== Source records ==
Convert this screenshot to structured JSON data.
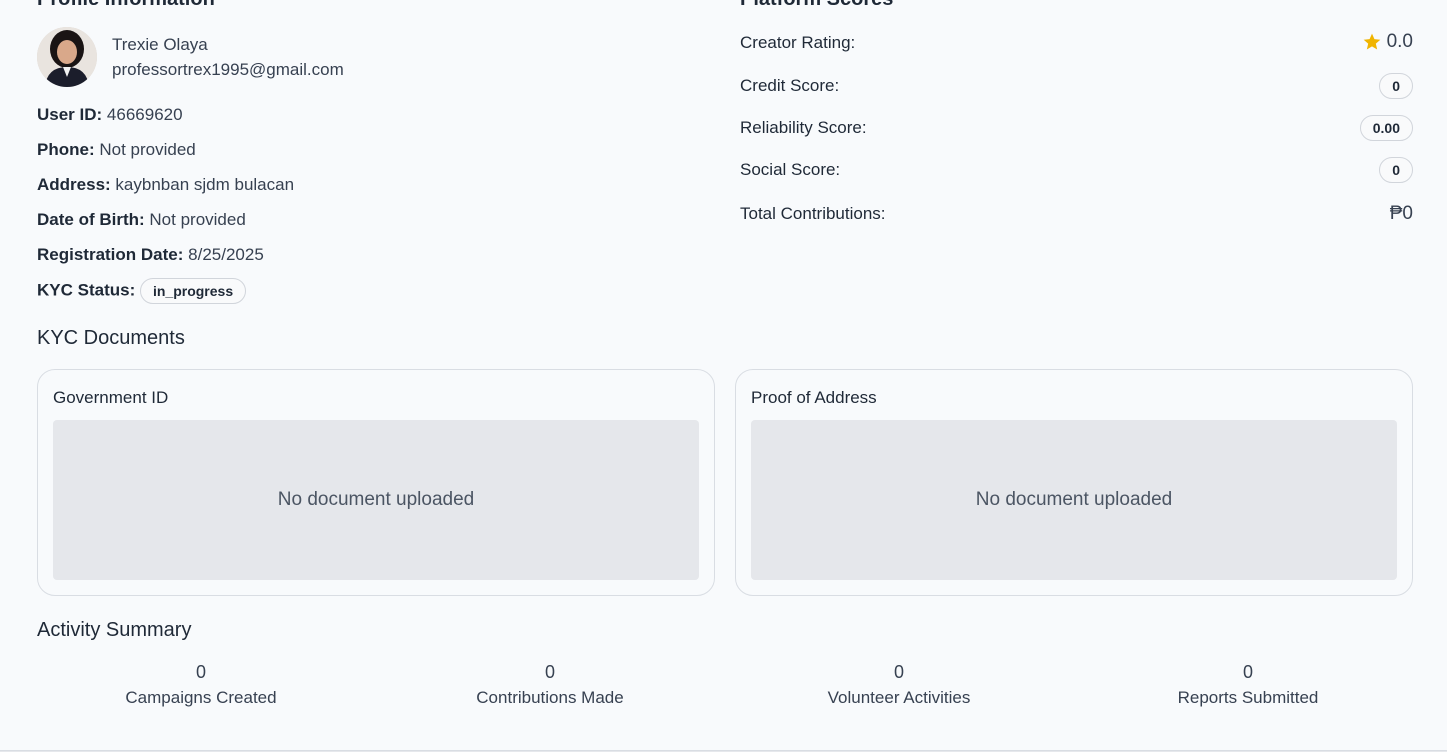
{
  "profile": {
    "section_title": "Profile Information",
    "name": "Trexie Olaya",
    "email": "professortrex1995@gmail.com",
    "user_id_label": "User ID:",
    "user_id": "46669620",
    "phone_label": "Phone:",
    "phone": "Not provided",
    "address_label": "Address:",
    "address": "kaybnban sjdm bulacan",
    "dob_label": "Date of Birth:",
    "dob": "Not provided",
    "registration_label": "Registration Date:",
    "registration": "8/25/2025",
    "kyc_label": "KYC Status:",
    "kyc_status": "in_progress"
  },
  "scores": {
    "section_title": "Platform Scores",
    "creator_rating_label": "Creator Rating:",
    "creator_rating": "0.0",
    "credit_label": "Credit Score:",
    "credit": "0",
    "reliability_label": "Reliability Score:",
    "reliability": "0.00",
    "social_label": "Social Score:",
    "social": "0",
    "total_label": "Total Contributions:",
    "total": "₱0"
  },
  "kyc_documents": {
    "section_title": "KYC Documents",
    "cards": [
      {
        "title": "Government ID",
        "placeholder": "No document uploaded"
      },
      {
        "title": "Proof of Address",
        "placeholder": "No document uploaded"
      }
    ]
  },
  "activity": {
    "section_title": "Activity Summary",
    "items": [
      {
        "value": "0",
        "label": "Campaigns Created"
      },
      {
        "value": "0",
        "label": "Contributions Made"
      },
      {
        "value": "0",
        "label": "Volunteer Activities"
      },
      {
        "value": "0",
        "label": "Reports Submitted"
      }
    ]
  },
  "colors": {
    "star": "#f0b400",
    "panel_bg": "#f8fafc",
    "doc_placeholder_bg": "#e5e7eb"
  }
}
--
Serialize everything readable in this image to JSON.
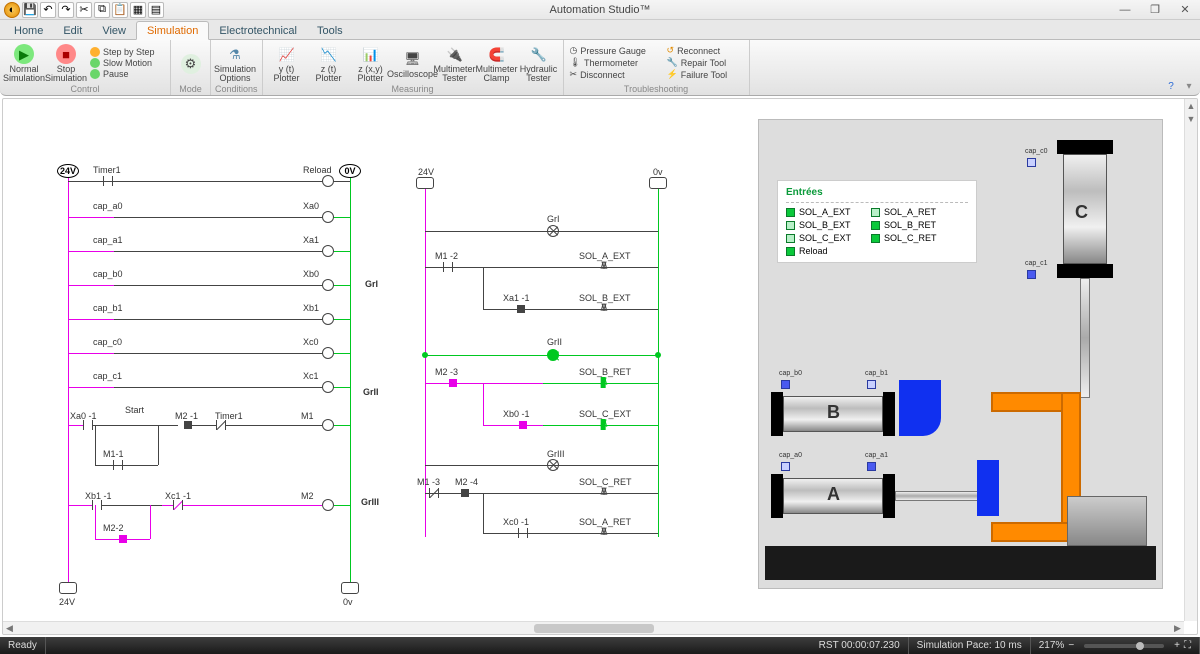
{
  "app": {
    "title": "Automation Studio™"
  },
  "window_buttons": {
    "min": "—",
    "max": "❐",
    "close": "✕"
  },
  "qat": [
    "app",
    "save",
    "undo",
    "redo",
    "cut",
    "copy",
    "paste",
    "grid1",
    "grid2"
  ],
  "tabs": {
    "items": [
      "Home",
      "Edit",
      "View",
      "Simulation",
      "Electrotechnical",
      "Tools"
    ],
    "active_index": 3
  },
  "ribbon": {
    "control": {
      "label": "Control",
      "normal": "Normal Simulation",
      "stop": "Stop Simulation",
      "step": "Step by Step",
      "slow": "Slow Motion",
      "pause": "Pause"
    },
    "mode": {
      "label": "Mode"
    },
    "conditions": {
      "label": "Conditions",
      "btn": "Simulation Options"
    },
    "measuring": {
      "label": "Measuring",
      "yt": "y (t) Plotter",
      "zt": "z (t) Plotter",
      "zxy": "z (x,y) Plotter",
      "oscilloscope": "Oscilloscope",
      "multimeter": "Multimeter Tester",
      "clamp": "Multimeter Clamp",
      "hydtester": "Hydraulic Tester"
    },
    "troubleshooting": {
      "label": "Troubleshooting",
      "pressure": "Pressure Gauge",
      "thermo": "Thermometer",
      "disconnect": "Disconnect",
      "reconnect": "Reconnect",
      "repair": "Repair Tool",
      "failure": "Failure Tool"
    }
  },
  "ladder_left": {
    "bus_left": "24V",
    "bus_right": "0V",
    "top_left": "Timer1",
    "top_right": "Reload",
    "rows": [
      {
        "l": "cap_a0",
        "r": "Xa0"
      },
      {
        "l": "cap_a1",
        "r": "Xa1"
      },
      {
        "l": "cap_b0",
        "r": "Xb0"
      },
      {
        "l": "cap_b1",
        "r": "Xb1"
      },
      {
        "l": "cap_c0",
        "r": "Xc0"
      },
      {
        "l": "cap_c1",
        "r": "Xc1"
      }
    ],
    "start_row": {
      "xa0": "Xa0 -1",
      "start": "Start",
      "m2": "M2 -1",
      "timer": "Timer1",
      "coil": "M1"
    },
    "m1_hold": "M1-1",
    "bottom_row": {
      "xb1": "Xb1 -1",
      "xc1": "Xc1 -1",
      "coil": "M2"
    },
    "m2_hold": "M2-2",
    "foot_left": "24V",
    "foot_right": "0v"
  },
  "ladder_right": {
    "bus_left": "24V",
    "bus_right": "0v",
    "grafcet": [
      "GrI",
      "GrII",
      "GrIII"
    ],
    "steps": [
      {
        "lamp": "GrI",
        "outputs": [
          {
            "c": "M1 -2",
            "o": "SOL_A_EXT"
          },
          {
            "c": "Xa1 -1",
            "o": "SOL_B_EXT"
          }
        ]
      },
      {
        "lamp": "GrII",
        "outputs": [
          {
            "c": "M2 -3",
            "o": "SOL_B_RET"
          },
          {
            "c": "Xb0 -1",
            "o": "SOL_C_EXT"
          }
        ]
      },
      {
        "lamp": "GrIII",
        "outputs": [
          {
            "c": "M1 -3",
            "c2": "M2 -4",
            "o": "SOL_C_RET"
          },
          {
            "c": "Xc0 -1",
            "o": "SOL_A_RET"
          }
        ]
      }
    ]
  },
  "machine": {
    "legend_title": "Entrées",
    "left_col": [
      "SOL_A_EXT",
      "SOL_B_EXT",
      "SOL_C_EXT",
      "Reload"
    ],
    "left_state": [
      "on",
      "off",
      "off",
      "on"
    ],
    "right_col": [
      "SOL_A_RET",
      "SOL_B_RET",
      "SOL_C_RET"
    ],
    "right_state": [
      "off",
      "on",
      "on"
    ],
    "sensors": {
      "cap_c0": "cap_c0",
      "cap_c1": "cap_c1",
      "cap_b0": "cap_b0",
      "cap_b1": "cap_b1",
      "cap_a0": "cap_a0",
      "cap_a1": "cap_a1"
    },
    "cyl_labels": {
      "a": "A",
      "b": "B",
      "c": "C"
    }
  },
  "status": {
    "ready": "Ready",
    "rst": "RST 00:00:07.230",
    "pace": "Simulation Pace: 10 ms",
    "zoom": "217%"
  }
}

== Given instruction ==
Select and copy each line from the data that includes the word "Plotter".

== Solution to the exercise ==
      "yt": "y (t) Plotter",
      "zt": "z (t) Plotter",
      "zxy": "z (x,y) Plotter",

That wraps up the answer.